— start —

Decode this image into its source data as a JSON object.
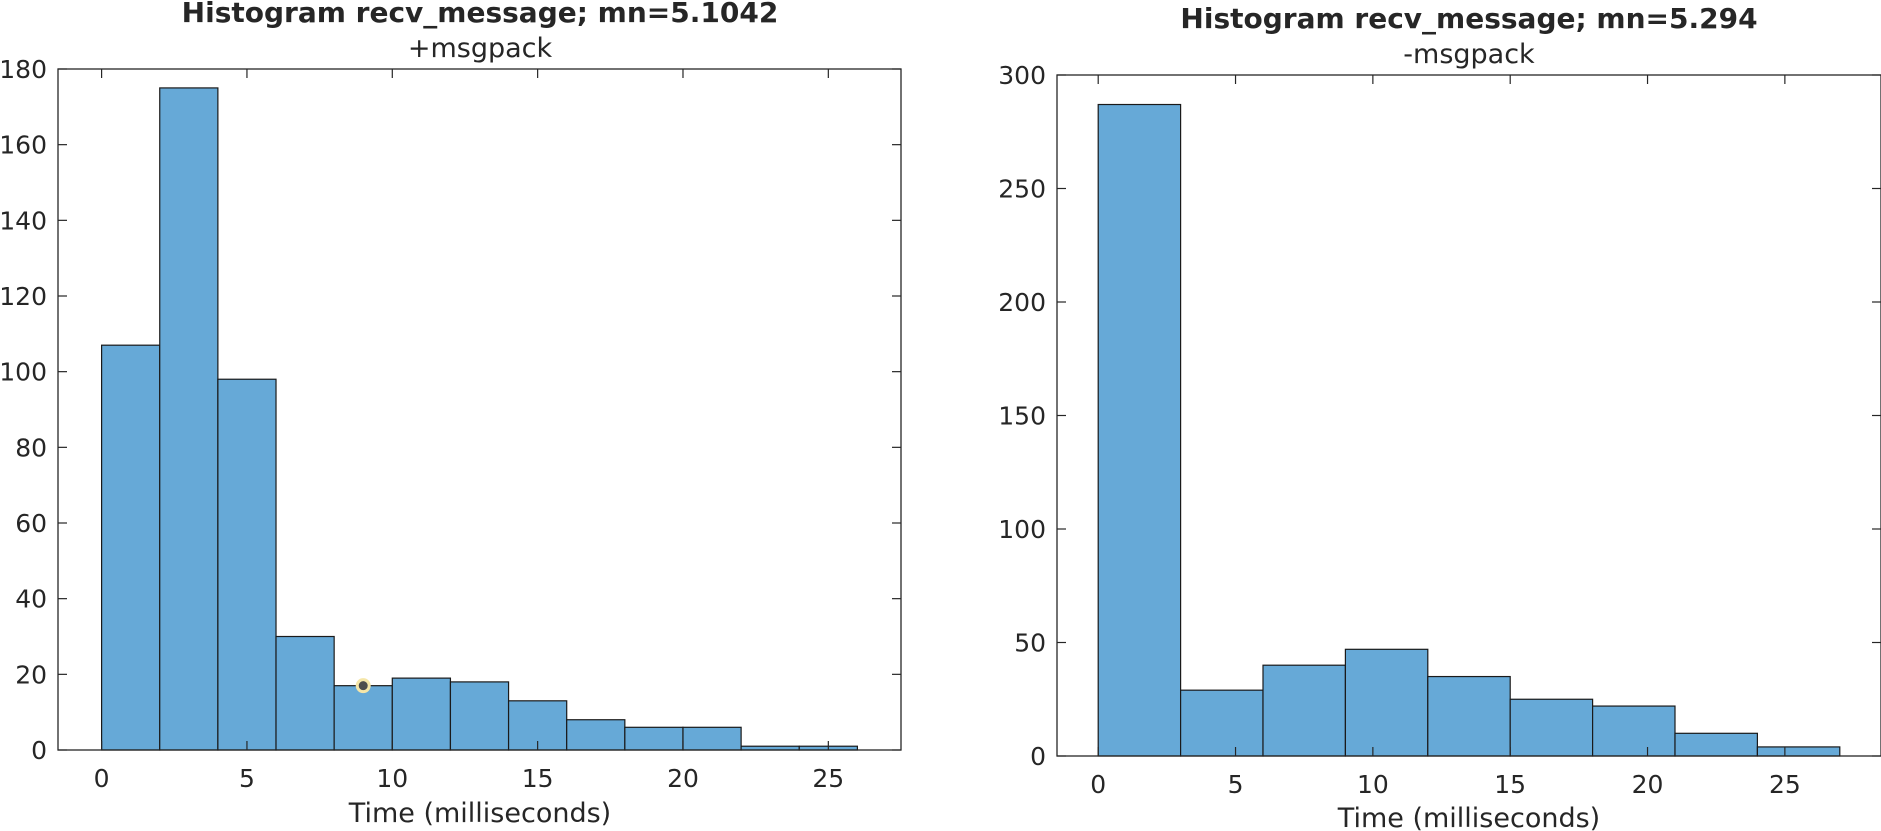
{
  "colors": {
    "bar_fill": "#66a9d7",
    "bar_edge": "#1a1a1a",
    "axis": "#262626",
    "marker_fill": "#4d4d4d",
    "marker_ring": "#f5e6a8"
  },
  "chart_data": [
    {
      "type": "bar",
      "title": "Histogram recv_message; mn=5.1042",
      "subtitle": "+msgpack",
      "xlabel": "Time (milliseconds)",
      "ylabel": "",
      "xlim": [
        -1.5,
        27.5
      ],
      "ylim": [
        0,
        180
      ],
      "xticks": [
        0,
        5,
        10,
        15,
        20,
        25
      ],
      "yticks": [
        0,
        20,
        40,
        60,
        80,
        100,
        120,
        140,
        160,
        180
      ],
      "bin_edges": [
        0,
        2,
        4,
        6,
        8,
        10,
        12,
        14,
        16,
        18,
        20,
        22,
        24,
        26
      ],
      "values": [
        107,
        175,
        98,
        30,
        17,
        19,
        18,
        13,
        8,
        6,
        6,
        1,
        1
      ],
      "grid": false,
      "annotations": [
        {
          "type": "marker",
          "x": 9,
          "y": 17
        }
      ]
    },
    {
      "type": "bar",
      "title": "Histogram recv_message; mn=5.294",
      "subtitle": "-msgpack",
      "xlabel": "Time (milliseconds)",
      "ylabel": "",
      "xlim": [
        -1.5,
        28.5
      ],
      "ylim": [
        0,
        300
      ],
      "xticks": [
        0,
        5,
        10,
        15,
        20,
        25
      ],
      "yticks": [
        0,
        50,
        100,
        150,
        200,
        250,
        300
      ],
      "bin_edges": [
        0,
        3,
        6,
        9,
        12,
        15,
        18,
        21,
        24,
        27
      ],
      "values": [
        287,
        29,
        40,
        47,
        35,
        25,
        22,
        10,
        4
      ],
      "grid": false,
      "annotations": []
    }
  ]
}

— end —

Every entry should be returned exactly as written, minus the pictures.

Decode this image into its source data as a JSON object.
{
  "colors": {
    "bar_fill": "#66a9d7",
    "bar_edge": "#1a1a1a",
    "axis": "#262626",
    "marker_fill": "#4d4d4d",
    "marker_ring": "#f5e6a8"
  },
  "chart_data": [
    {
      "type": "bar",
      "title": "Histogram recv_message; mn=5.1042",
      "subtitle": "+msgpack",
      "xlabel": "Time (milliseconds)",
      "ylabel": "",
      "xlim": [
        -1.5,
        27.5
      ],
      "ylim": [
        0,
        180
      ],
      "xticks": [
        0,
        5,
        10,
        15,
        20,
        25
      ],
      "yticks": [
        0,
        20,
        40,
        60,
        80,
        100,
        120,
        140,
        160,
        180
      ],
      "bin_edges": [
        0,
        2,
        4,
        6,
        8,
        10,
        12,
        14,
        16,
        18,
        20,
        22,
        24,
        26
      ],
      "values": [
        107,
        175,
        98,
        30,
        17,
        19,
        18,
        13,
        8,
        6,
        6,
        1,
        1
      ],
      "grid": false,
      "annotations": [
        {
          "type": "marker",
          "x": 9,
          "y": 17
        }
      ]
    },
    {
      "type": "bar",
      "title": "Histogram recv_message; mn=5.294",
      "subtitle": "-msgpack",
      "xlabel": "Time (milliseconds)",
      "ylabel": "",
      "xlim": [
        -1.5,
        28.5
      ],
      "ylim": [
        0,
        300
      ],
      "xticks": [
        0,
        5,
        10,
        15,
        20,
        25
      ],
      "yticks": [
        0,
        50,
        100,
        150,
        200,
        250,
        300
      ],
      "bin_edges": [
        0,
        3,
        6,
        9,
        12,
        15,
        18,
        21,
        24,
        27
      ],
      "values": [
        287,
        29,
        40,
        47,
        35,
        25,
        22,
        10,
        4
      ],
      "grid": false,
      "annotations": []
    }
  ]
}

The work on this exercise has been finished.